WHAT THE TASK REQUIRES:
Rewrite everything from the line containing "document-page [145, 120, 807, 1181]" down to the line containing "122, 807, 282]", swapping "document-page" for "page-container" and keeping all else the same.
[Begin ENTRIES]
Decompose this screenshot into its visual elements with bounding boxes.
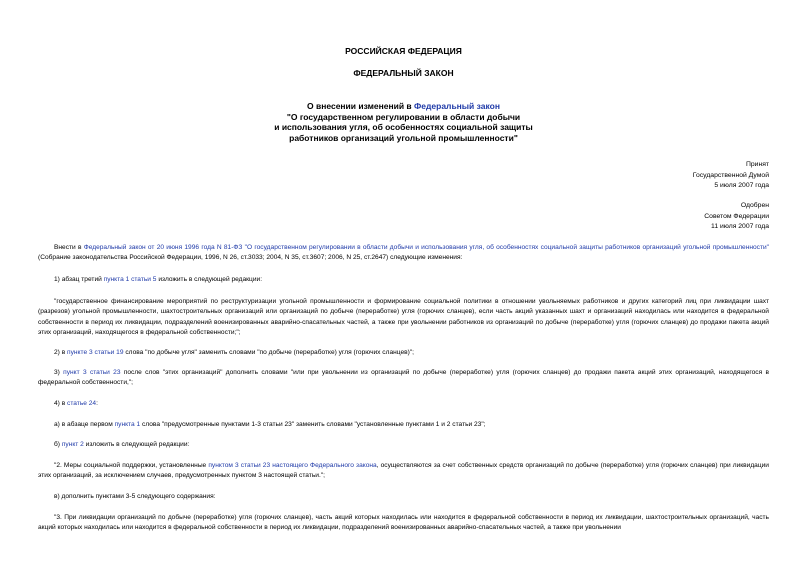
article-23-link[interactable]: пункт 3 статьи 23	[63, 369, 121, 376]
article-24-link[interactable]: статье 24	[67, 400, 97, 407]
item-2-pre: 2) в	[54, 349, 68, 356]
item-4a	[38, 420, 769, 430]
item-1-pre: 1) абзац третий	[54, 276, 104, 283]
intro-pre: Внести в	[54, 244, 84, 251]
title-line-3: и использования угля, об особенностях социальной защиты	[274, 122, 533, 133]
document-title	[0, 101, 807, 143]
intro-paragraph	[38, 243, 769, 264]
item-4-pre: 4) в	[54, 400, 68, 407]
item-4c-quote: "3. При ликвидации организаций по добыче (переработке) угля (горючих сланцев), часть акций которых находилась или находится в федеральной собственности в период их ликвидации, шахтостроительных организаций, часть акций которых находилась или находится в федеральной собственности в период их ликвидации, подразделений военизированных аварийно-спасательных частей, а также при увольнении	[38, 514, 769, 532]
article-5-link[interactable]: пункта 1 статьи 5	[103, 276, 157, 283]
item-4b-quote	[38, 461, 769, 482]
item-4c: в) дополнить пунктами 3-5 следующего содержания:	[54, 493, 216, 500]
approval-block	[569, 201, 769, 233]
approval-body: Советом Федерации	[704, 212, 769, 220]
point-1-link[interactable]: пункта 1	[114, 421, 141, 428]
approval-label: Одобрен	[740, 202, 769, 209]
article-23-point-3-link[interactable]: пунктом 3 статьи 23 настоящего Федерального закона	[208, 462, 377, 469]
item-3-post: после слов "этих организаций" дополнить словами "или при увольнении из организаций по добыче (переработке) угля (горючих сланцев) до продажи пакета акций этих организаций, находящегося в федеральной собственности,";	[38, 369, 769, 387]
approval-date: 11 июля 2007 года	[711, 223, 769, 231]
item-4-post: :	[96, 400, 98, 407]
item-4a-pre: а) в абзаце первом	[54, 421, 115, 428]
item-2	[38, 348, 769, 358]
item-4a-post: слова "предусмотренные пунктами 1-3 статьи 23" заменить словами "установленные пунктами 1 и 2 статьи 23";	[140, 421, 486, 428]
adoption-date: 5 июля 2007 года	[714, 182, 769, 190]
item-4b-quote-post: , осуществляются за счет собственных средств организаций по добыче (переработке) угля (горючих сланцев) при ликвидации этих организаций, за исключением случаев, предусмотренных пунктом 3 настоящей статьи.";	[38, 462, 769, 480]
country-heading: РОССИЙСКАЯ ФЕДЕРАЦИЯ	[345, 46, 462, 56]
intro-post: (Собрание законодательства Российской Федерации, 1996, N 26, ст.3033; 2004, N 35, ст.3607; 2006, N 25, ст.2647) следующие изменения:	[38, 254, 463, 262]
item-3	[38, 368, 769, 389]
title-line-1	[0, 101, 807, 112]
title-pre: О внесении изменений в	[307, 101, 415, 111]
title-line-2: "О государственном регулировании в области добычи	[286, 111, 521, 122]
item-2-post: слова "по добыче угля" заменить словами "по добыче (переработке) угля (горючих сланцев)";	[123, 349, 415, 356]
law-81fz-link[interactable]: Федеральный закон от 20 июня 1996 года N 81-ФЗ "О государственном регулировании в области добычи и использования угля, об особенностях социальной защиты работников организаций угольной промышленности"	[83, 244, 769, 251]
title-line-4: работников организаций угольной промышленности"	[289, 132, 518, 143]
doc-type-heading: ФЕДЕРАЛЬНЫЙ ЗАКОН	[353, 68, 454, 78]
adoption-label: Принят	[745, 161, 769, 168]
item-1	[38, 275, 769, 285]
item-1-quote: "государственное финансирование мероприятий по реструктуризации угольной промышленности и формирование социальной политики в отношении увольняемых работников и других категорий лиц при ликвидации шахт (разрезов) угольной промышленности, шахтостроительных организаций или организаций по добыче (переработке) угля (горючих сланцев), если часть акций указанных шахт и организаций находилась или находится в федеральной собственности в период их ликвидации, подразделений военизированных аварийно-спасательных частей, а также при увольнении работников из организаций по добыче (переработке) угля (горючих сланцев) до продажи пакета акций этих организаций, находящегося в федеральной собственности;";	[38, 298, 769, 336]
article-19-link[interactable]: пункте 3 статьи 19	[67, 349, 124, 356]
item-4	[38, 399, 769, 409]
item-3-pre: 3)	[54, 369, 64, 376]
point-2-link[interactable]: пункт 2	[61, 441, 84, 448]
adoption-body: Государственной Думой	[692, 171, 769, 179]
adoption-block	[569, 160, 769, 192]
item-1-post: изложить в следующей редакции:	[156, 276, 263, 283]
item-4b-pre: б)	[54, 441, 62, 448]
item-4b-post: изложить в следующей редакции:	[83, 441, 190, 448]
item-4b	[38, 440, 769, 450]
item-4b-quote-pre: "2. Меры социальной поддержки, установленные	[54, 462, 209, 469]
federal-law-link[interactable]: Федеральный закон	[414, 101, 500, 111]
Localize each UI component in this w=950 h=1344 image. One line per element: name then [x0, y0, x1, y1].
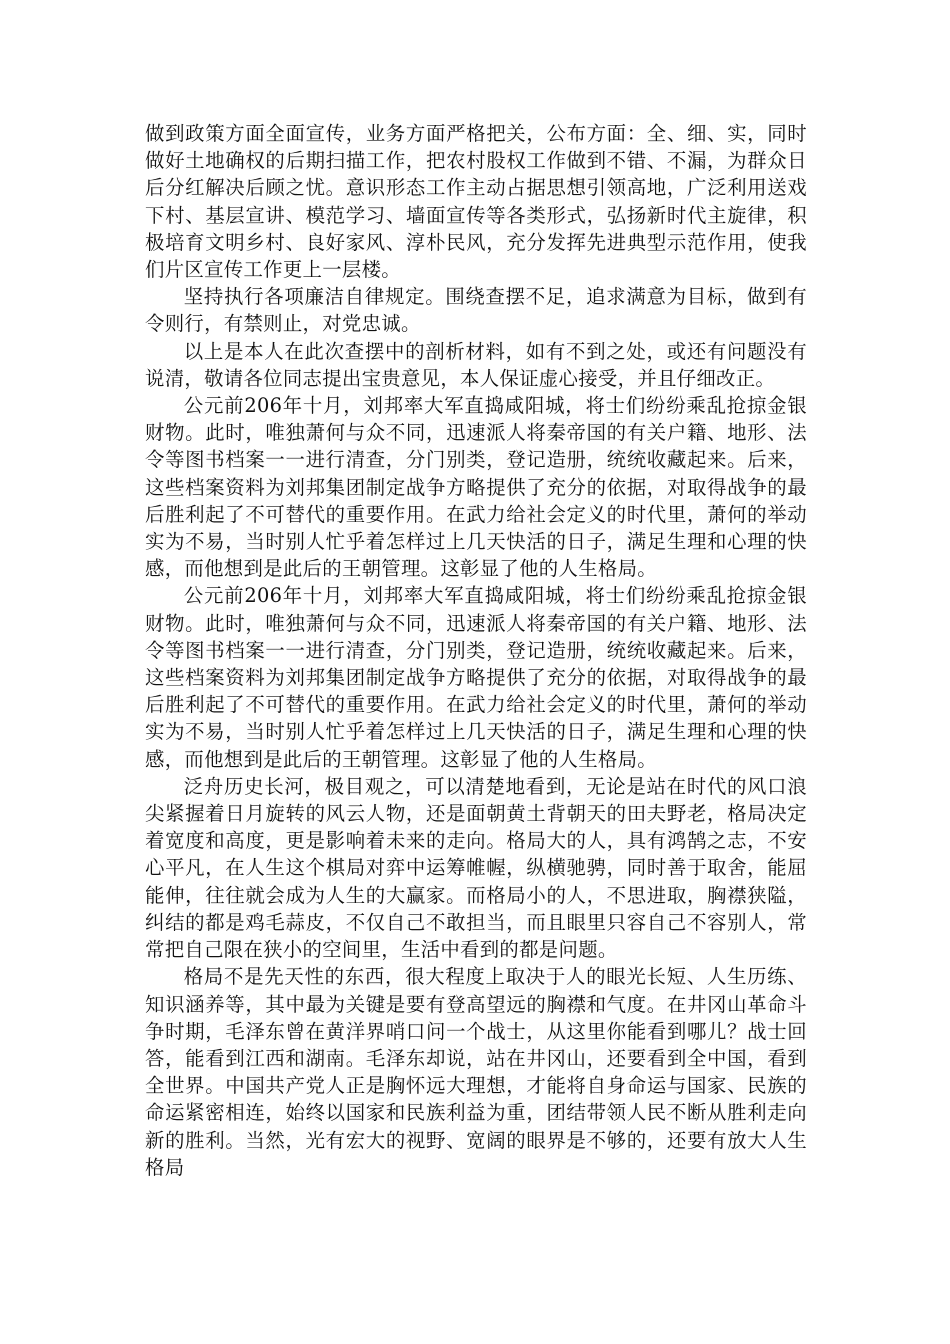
document-page [145, 120, 807, 1181]
paragraph-6: 泛舟历史长河，极目观之，可以清楚地看到，无论是站在时代的风口浪尖紧握着日月旋转的风云人物，还是面朝黄土背朝天的田夫野老，格局决定着宽度和高度，更是影响着未来的走向。格局大的人，具有鸿鹄之志，不安心平凡，在人生这个棋局对弈中运筹帷幄，纵横驰骋，同时善于取舍，能屈能伸，往往就会成为人生的大赢家。而格局小的人，不思进取，胸襟狭隘，纠结的都是鸡毛蒜皮，不仅自己不敢担当，而且眼里只容自己不容别人，常常把自己限在狭小的空间里，生活中看到的都是问题。 [145, 774, 807, 962]
paragraph-1: 做到政策方面全面宣传，业务方面严格把关，公布方面：全、细、实，同时做好土地确权的后期扫描工作，把农村股权工作做到不错、不漏，为群众日后分红解决后顾之忧。意识形态工作主动占据思想引领高地，广泛利用送戏下村、基层宣讲、模范学习、墙面宣传等各类形式，弘扬新时代主旋律，积极培育文明乡村、良好家风、淳朴民风，充分发挥先进典型示范作用，使我们片区宣传工作更上一层楼。 [145, 122, 807, 282]
paragraph-5: 公元前206年十月，刘邦率大军直捣咸阳城，将士们纷纷乘乱抢掠金银财物。此时，唯独萧何与众不同，迅速派人将秦帝国的有关户籍、地形、法令等图书档案一一进行清查，分门别类，登记造册，统统收藏起来。后来，这些档案资料为刘邦集团制定战争方略提供了充分的依据，对取得战争的最后胜利起了不可替代的重要作用。在武力给社会定义的时代里，萧何的举动实为不易，当时别人忙乎着怎样过上几天快活的日子，满足生理和心理的快感，而他想到是此后的王朝管理。这彰显了他的人生格局。 [145, 584, 807, 771]
paragraph-4: 公元前206年十月，刘邦率大军直捣咸阳城，将士们纷纷乘乱抢掠金银财物。此时，唯独萧何与众不同，迅速派人将秦帝国的有关户籍、地形、法令等图书档案一一进行清查，分门别类，登记造册，统统收藏起来。后来，这些档案资料为刘邦集团制定战争方略提供了充分的依据，对取得战争的最后胜利起了不可替代的重要作用。在武力给社会定义的时代里，萧何的举动实为不易，当时别人忙乎着怎样过上几天快活的日子，满足生理和心理的快感，而他想到是此后的王朝管理。这彰显了他的人生格局。 [145, 394, 807, 581]
paragraph-3: 以上是本人在此次查摆中的剖析材料，如有不到之处，或还有问题没有说清，敬请各位同志提出宝贵意见，本人保证虚心接受，并且仔细改正。 [145, 339, 807, 390]
paragraph-2: 坚持执行各项廉洁自律规定。围绕查摆不足，追求满意为目标，做到有令则行，有禁则止，对党忠诚。 [145, 285, 807, 336]
paragraph-7: 格局不是先天性的东西，很大程度上取决于人的眼光长短、人生历练、知识涵养等，其中最为关键是要有登高望远的胸襟和气度。在井冈山革命斗争时期，毛泽东曾在黄洋界哨口问一个战士，从这里你能看到哪儿？战士回答，能看到江西和湖南。毛泽东却说，站在井冈山，还要看到全中国，看到全世界。中国共产党人正是胸怀远大理想，才能将自身命运与国家、民族的命运紧密相连，始终以国家和民族利益为重，团结带领人民不断从胜利走向新的胜利。当然，光有宏大的视野、宽阔的眼界是不够的，还要有放大人生格局 [145, 965, 807, 1179]
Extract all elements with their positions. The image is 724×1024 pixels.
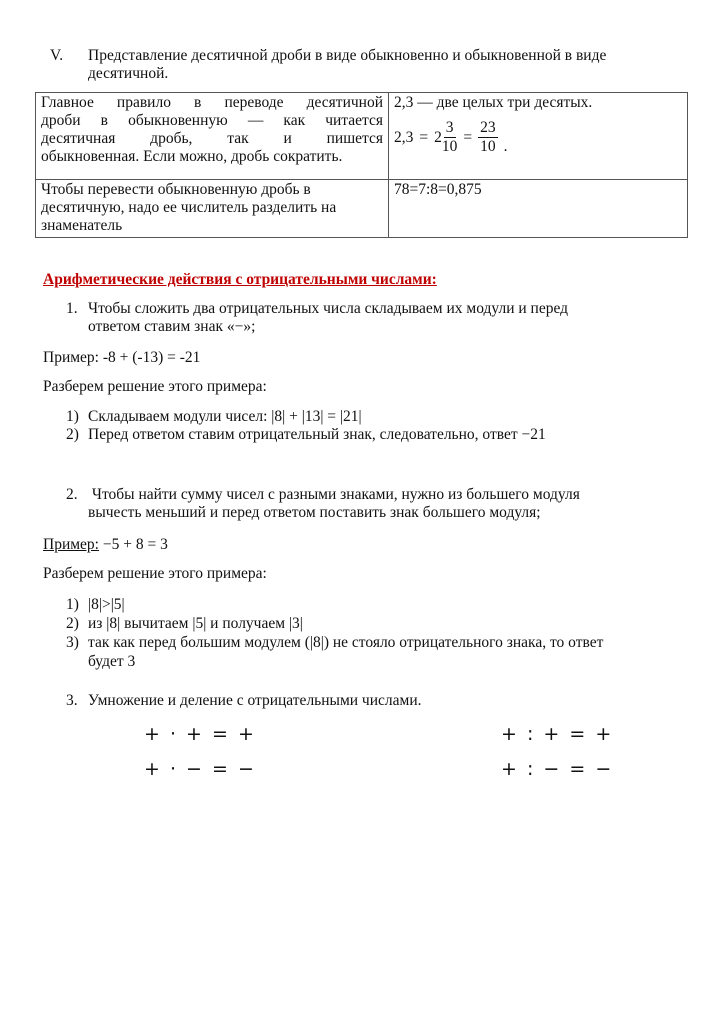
[End ENTRIES]
WORKED ANSWER:
page-container [145, 120, 807, 1181]
paragraph-6: 泛舟历史长河，极目观之，可以清楚地看到，无论是站在时代的风口浪尖紧握着日月旋转的风云人物，还是面朝黄土背朝天的田夫野老，格局决定着宽度和高度，更是影响着未来的走向。格局大的人，具有鸿鹄之志，不安心平凡，在人生这个棋局对弈中运筹帷幄，纵横驰骋，同时善于取舍，能屈能伸，往往就会成为人生的大赢家。而格局小的人，不思进取，胸襟狭隘，纠结的都是鸡毛蒜皮，不仅自己不敢担当，而且眼里只容自己不容别人，常常把自己限在狭小的空间里，生活中看到的都是问题。 [145, 774, 807, 962]
paragraph-1: 做到政策方面全面宣传，业务方面严格把关，公布方面：全、细、实，同时做好土地确权的后期扫描工作，把农村股权工作做到不错、不漏，为群众日后分红解决后顾之忧。意识形态工作主动占据思想引领高地，广泛利用送戏下村、基层宣讲、模范学习、墙面宣传等各类形式，弘扬新时代主旋律，积极培育文明乡村、良好家风、淳朴民风，充分发挥先进典型示范作用，使我们片区宣传工作更上一层楼。 [145, 122, 807, 282]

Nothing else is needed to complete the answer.